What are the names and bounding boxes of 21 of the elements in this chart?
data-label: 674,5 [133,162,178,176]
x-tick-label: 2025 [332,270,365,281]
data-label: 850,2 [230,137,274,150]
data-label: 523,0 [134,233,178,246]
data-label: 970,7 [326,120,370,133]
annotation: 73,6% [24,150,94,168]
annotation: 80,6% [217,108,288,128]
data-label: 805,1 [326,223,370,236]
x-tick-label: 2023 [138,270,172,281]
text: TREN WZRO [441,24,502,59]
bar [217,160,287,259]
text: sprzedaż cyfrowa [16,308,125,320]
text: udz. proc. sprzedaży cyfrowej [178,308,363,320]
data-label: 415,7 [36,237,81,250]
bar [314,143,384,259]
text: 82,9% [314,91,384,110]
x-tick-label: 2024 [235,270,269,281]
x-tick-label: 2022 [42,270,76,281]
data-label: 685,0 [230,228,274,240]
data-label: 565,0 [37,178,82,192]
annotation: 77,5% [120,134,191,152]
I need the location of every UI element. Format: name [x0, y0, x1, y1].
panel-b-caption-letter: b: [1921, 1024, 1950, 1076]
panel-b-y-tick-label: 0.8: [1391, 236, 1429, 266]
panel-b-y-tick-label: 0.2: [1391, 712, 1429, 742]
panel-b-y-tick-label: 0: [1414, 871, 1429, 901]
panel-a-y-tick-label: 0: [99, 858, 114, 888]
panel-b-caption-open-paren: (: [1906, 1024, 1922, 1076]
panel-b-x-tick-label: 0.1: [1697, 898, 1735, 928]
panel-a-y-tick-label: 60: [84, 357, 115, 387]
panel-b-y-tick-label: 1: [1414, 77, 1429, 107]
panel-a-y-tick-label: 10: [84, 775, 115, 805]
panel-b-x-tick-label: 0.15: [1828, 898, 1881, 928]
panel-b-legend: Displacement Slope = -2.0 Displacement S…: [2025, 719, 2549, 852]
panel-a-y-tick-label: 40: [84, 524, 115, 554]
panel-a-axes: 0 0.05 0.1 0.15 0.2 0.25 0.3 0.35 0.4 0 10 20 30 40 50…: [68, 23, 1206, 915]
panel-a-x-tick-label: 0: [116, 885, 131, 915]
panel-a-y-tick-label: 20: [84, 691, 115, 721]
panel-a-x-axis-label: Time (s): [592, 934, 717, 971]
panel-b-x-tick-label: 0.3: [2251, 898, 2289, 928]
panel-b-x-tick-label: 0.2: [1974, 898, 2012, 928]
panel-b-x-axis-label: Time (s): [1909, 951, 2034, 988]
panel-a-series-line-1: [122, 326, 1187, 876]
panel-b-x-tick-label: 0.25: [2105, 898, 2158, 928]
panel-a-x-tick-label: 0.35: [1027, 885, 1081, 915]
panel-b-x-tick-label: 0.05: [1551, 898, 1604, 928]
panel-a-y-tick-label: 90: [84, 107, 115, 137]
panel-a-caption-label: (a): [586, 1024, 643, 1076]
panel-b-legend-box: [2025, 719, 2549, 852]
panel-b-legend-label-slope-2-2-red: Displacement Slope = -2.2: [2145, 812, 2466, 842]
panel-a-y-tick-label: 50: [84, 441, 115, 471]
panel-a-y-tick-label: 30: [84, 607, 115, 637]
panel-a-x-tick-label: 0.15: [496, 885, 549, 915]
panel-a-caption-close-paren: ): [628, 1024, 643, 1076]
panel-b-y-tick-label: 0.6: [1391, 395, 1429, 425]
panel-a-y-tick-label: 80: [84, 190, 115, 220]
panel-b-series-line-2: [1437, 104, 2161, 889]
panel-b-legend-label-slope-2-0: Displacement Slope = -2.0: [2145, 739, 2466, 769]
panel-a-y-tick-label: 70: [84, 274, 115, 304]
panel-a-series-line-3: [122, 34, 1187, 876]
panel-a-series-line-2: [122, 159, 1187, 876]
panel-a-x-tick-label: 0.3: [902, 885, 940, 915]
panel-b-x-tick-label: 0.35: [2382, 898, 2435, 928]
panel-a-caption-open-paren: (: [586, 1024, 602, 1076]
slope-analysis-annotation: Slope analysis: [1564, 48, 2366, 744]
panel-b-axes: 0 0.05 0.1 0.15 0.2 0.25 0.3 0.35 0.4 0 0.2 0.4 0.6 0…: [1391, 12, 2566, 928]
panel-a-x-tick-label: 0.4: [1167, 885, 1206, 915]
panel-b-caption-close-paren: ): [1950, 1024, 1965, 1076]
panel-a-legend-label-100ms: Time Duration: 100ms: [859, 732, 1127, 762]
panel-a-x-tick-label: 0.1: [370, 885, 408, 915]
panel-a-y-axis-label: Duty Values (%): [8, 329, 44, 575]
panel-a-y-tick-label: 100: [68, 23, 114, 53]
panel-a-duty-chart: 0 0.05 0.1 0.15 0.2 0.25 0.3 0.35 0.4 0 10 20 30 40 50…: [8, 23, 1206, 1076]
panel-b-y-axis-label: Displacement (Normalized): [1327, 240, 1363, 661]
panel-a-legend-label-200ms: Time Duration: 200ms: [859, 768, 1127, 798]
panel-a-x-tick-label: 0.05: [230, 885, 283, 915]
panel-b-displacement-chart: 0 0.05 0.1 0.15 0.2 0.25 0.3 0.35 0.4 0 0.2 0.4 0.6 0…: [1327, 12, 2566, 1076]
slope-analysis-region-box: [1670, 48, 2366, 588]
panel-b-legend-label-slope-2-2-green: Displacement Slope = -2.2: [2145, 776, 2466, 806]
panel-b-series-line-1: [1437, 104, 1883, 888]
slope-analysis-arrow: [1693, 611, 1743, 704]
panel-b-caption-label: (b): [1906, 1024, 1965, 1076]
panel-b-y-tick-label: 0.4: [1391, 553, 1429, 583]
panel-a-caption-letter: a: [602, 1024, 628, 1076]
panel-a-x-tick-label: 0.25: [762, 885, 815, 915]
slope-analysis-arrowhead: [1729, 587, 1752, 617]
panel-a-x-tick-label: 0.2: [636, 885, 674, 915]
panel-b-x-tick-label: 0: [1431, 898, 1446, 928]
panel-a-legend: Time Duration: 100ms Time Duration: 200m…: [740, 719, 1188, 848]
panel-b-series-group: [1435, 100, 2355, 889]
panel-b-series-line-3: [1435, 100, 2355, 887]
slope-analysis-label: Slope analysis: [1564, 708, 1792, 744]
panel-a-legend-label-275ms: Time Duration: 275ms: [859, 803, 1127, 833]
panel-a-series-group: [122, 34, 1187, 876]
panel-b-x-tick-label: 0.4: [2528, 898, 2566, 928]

Exercise prompt » Copy every row above word for word, in the same order.

The completed task »
What are the names and bounding boxes of 21 of the elements in this chart?
data-label: 674,5 [133,162,178,176]
x-tick-label: 2025 [332,270,365,281]
data-label: 850,2 [230,137,274,150]
data-label: 523,0 [134,233,178,246]
data-label: 970,7 [326,120,370,133]
annotation: 73,6% [24,150,94,168]
annotation: 80,6% [217,108,288,128]
data-label: 805,1 [326,223,370,236]
x-tick-label: 2023 [138,270,172,281]
text: TREN WZRO [441,24,502,59]
bar [217,160,287,259]
text: sprzedaż cyfrowa [16,308,125,320]
text: udz. proc. sprzedaży cyfrowej [178,308,363,320]
data-label: 415,7 [36,237,81,250]
bar [314,143,384,259]
text: 82,9% [314,91,384,110]
x-tick-label: 2024 [235,270,269,281]
x-tick-label: 2022 [42,270,76,281]
data-label: 685,0 [230,228,274,240]
data-label: 565,0 [37,178,82,192]
annotation: 77,5% [120,134,191,152]
I need the location of every UI element. Format: name [x0, y0, x1, y1].
panel-b-caption-letter: b: [1921, 1024, 1950, 1076]
panel-b-y-tick-label: 0.8: [1391, 236, 1429, 266]
panel-b-y-tick-label: 0.2: [1391, 712, 1429, 742]
panel-b-y-tick-label: 0: [1414, 871, 1429, 901]
panel-a-y-tick-label: 0: [99, 858, 114, 888]
panel-b-caption-open-paren: (: [1906, 1024, 1922, 1076]
panel-b-x-tick-label: 0.1: [1697, 898, 1735, 928]
panel-a-y-tick-label: 60: [84, 357, 115, 387]
panel-b-y-tick-label: 1: [1414, 77, 1429, 107]
panel-a-y-tick-label: 10: [84, 775, 115, 805]
panel-b-x-tick-label: 0.15: [1828, 898, 1881, 928]
panel-b-legend: Displacement Slope = -2.0 Displacement S…: [2025, 719, 2549, 852]
panel-a-y-tick-label: 40: [84, 524, 115, 554]
panel-a-axes: 0 0.05 0.1 0.15 0.2 0.25 0.3 0.35 0.4 0 10 20 30 40 50…: [68, 23, 1206, 915]
panel-a-x-tick-label: 0: [116, 885, 131, 915]
panel-a-y-tick-label: 20: [84, 691, 115, 721]
panel-a-x-axis-label: Time (s): [592, 934, 717, 971]
panel-b-x-tick-label: 0.3: [2251, 898, 2289, 928]
panel-b-x-tick-label: 0.2: [1974, 898, 2012, 928]
panel-b-x-axis-label: Time (s): [1909, 951, 2034, 988]
panel-a-series-line-1: [122, 326, 1187, 876]
panel-b-x-tick-label: 0.25: [2105, 898, 2158, 928]
panel-a-x-tick-label: 0.35: [1027, 885, 1081, 915]
panel-b-x-tick-label: 0.05: [1551, 898, 1604, 928]
panel-a-y-tick-label: 90: [84, 107, 115, 137]
panel-a-caption-label: (a): [586, 1024, 643, 1076]
panel-b-legend-box: [2025, 719, 2549, 852]
panel-b-legend-label-slope-2-2-red: Displacement Slope = -2.2: [2145, 812, 2466, 842]
panel-a-y-tick-label: 50: [84, 441, 115, 471]
panel-a-y-tick-label: 30: [84, 607, 115, 637]
panel-a-x-tick-label: 0.15: [496, 885, 549, 915]
panel-a-caption-close-paren: ): [628, 1024, 643, 1076]
panel-b-y-tick-label: 0.6: [1391, 395, 1429, 425]
panel-a-y-tick-label: 80: [84, 190, 115, 220]
panel-b-series-line-2: [1437, 104, 2161, 889]
panel-b-legend-label-slope-2-0: Displacement Slope = -2.0: [2145, 739, 2466, 769]
panel-a-y-tick-label: 70: [84, 274, 115, 304]
panel-a-series-line-3: [122, 34, 1187, 876]
panel-a-series-line-2: [122, 159, 1187, 876]
panel-a-x-tick-label: 0.3: [902, 885, 940, 915]
panel-b-x-tick-label: 0.35: [2382, 898, 2435, 928]
panel-a-caption-open-paren: (: [586, 1024, 602, 1076]
slope-analysis-annotation: Slope analysis: [1564, 48, 2366, 744]
panel-b-axes: 0 0.05 0.1 0.15 0.2 0.25 0.3 0.35 0.4 0 0.2 0.4 0.6 0…: [1391, 12, 2566, 928]
panel-a-x-tick-label: 0.4: [1167, 885, 1206, 915]
panel-b-caption-close-paren: ): [1950, 1024, 1965, 1076]
panel-a-legend-label-100ms: Time Duration: 100ms: [859, 732, 1127, 762]
panel-a-x-tick-label: 0.1: [370, 885, 408, 915]
panel-a-y-axis-label: Duty Values (%): [8, 329, 44, 575]
panel-a-y-tick-label: 100: [68, 23, 114, 53]
panel-a-duty-chart: 0 0.05 0.1 0.15 0.2 0.25 0.3 0.35 0.4 0 10 20 30 40 50…: [8, 23, 1206, 1076]
panel-b-y-axis-label: Displacement (Normalized): [1327, 240, 1363, 661]
panel-a-legend-label-200ms: Time Duration: 200ms: [859, 768, 1127, 798]
panel-a-x-tick-label: 0.05: [230, 885, 283, 915]
panel-b-displacement-chart: 0 0.05 0.1 0.15 0.2 0.25 0.3 0.35 0.4 0 0.2 0.4 0.6 0…: [1327, 12, 2566, 1076]
slope-analysis-region-box: [1670, 48, 2366, 588]
panel-b-legend-label-slope-2-2-green: Displacement Slope = -2.2: [2145, 776, 2466, 806]
panel-b-series-line-1: [1437, 104, 1883, 888]
slope-analysis-arrow: [1693, 611, 1743, 704]
panel-b-caption-label: (b): [1906, 1024, 1965, 1076]
panel-b-y-tick-label: 0.4: [1391, 553, 1429, 583]
panel-a-caption-letter: a: [602, 1024, 628, 1076]
panel-a-x-tick-label: 0.25: [762, 885, 815, 915]
slope-analysis-arrowhead: [1729, 587, 1752, 617]
panel-a-x-tick-label: 0.2: [636, 885, 674, 915]
panel-b-x-tick-label: 0: [1431, 898, 1446, 928]
panel-a-legend: Time Duration: 100ms Time Duration: 200m…: [740, 719, 1188, 848]
panel-b-series-group: [1435, 100, 2355, 889]
panel-b-series-line-3: [1435, 100, 2355, 887]
slope-analysis-label: Slope analysis: [1564, 708, 1792, 744]
panel-a-legend-label-275ms: Time Duration: 275ms: [859, 803, 1127, 833]
panel-a-series-group: [122, 34, 1187, 876]
panel-b-x-tick-label: 0.4: [2528, 898, 2566, 928]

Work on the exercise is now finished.